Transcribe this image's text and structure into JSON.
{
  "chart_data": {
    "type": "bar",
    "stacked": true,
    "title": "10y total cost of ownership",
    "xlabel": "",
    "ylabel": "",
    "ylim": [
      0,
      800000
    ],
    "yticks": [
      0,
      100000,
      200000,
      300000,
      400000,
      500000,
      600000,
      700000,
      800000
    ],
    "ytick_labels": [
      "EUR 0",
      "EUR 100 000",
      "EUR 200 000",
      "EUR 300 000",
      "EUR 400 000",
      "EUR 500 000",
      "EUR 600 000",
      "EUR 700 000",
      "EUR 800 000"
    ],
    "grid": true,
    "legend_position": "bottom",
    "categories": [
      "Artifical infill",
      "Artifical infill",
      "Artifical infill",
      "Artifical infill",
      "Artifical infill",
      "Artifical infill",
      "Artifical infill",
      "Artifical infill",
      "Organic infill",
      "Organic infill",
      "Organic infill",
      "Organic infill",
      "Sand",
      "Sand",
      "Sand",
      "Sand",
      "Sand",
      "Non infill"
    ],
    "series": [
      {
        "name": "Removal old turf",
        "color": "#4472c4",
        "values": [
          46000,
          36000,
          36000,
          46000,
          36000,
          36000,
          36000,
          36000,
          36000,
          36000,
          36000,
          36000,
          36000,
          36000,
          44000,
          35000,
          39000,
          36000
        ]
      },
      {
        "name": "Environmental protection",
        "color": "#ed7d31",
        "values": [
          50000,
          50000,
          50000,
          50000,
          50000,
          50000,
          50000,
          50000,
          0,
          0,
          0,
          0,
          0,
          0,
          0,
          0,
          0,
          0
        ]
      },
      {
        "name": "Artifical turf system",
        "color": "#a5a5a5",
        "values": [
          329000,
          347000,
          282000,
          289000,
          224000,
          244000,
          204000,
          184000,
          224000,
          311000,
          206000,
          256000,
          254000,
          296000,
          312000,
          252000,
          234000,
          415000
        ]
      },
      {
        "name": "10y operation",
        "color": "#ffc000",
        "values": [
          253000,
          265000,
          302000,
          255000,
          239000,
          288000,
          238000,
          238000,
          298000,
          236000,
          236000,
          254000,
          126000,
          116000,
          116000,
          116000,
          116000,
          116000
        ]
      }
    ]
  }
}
============================================================
__Exercise__: Reproduce all data above, unchanged.

__Answer to the problem__:
Transcribe this image's text and structure into JSON.
{
  "chart_data": {
    "type": "bar",
    "stacked": true,
    "title": "10y total cost of ownership",
    "xlabel": "",
    "ylabel": "",
    "ylim": [
      0,
      800000
    ],
    "yticks": [
      0,
      100000,
      200000,
      300000,
      400000,
      500000,
      600000,
      700000,
      800000
    ],
    "ytick_labels": [
      "EUR 0",
      "EUR 100 000",
      "EUR 200 000",
      "EUR 300 000",
      "EUR 400 000",
      "EUR 500 000",
      "EUR 600 000",
      "EUR 700 000",
      "EUR 800 000"
    ],
    "grid": true,
    "legend_position": "bottom",
    "categories": [
      "Artifical infill",
      "Artifical infill",
      "Artifical infill",
      "Artifical infill",
      "Artifical infill",
      "Artifical infill",
      "Artifical infill",
      "Artifical infill",
      "Organic infill",
      "Organic infill",
      "Organic infill",
      "Organic infill",
      "Sand",
      "Sand",
      "Sand",
      "Sand",
      "Sand",
      "Non infill"
    ],
    "series": [
      {
        "name": "Removal old turf",
        "color": "#4472c4",
        "values": [
          46000,
          36000,
          36000,
          46000,
          36000,
          36000,
          36000,
          36000,
          36000,
          36000,
          36000,
          36000,
          36000,
          36000,
          44000,
          35000,
          39000,
          36000
        ]
      },
      {
        "name": "Environmental protection",
        "color": "#ed7d31",
        "values": [
          50000,
          50000,
          50000,
          50000,
          50000,
          50000,
          50000,
          50000,
          0,
          0,
          0,
          0,
          0,
          0,
          0,
          0,
          0,
          0
        ]
      },
      {
        "name": "Artifical turf system",
        "color": "#a5a5a5",
        "values": [
          329000,
          347000,
          282000,
          289000,
          224000,
          244000,
          204000,
          184000,
          224000,
          311000,
          206000,
          256000,
          254000,
          296000,
          312000,
          252000,
          234000,
          415000
        ]
      },
      {
        "name": "10y operation",
        "color": "#ffc000",
        "values": [
          253000,
          265000,
          302000,
          255000,
          239000,
          288000,
          238000,
          238000,
          298000,
          236000,
          236000,
          254000,
          126000,
          116000,
          116000,
          116000,
          116000,
          116000
        ]
      }
    ]
  }
}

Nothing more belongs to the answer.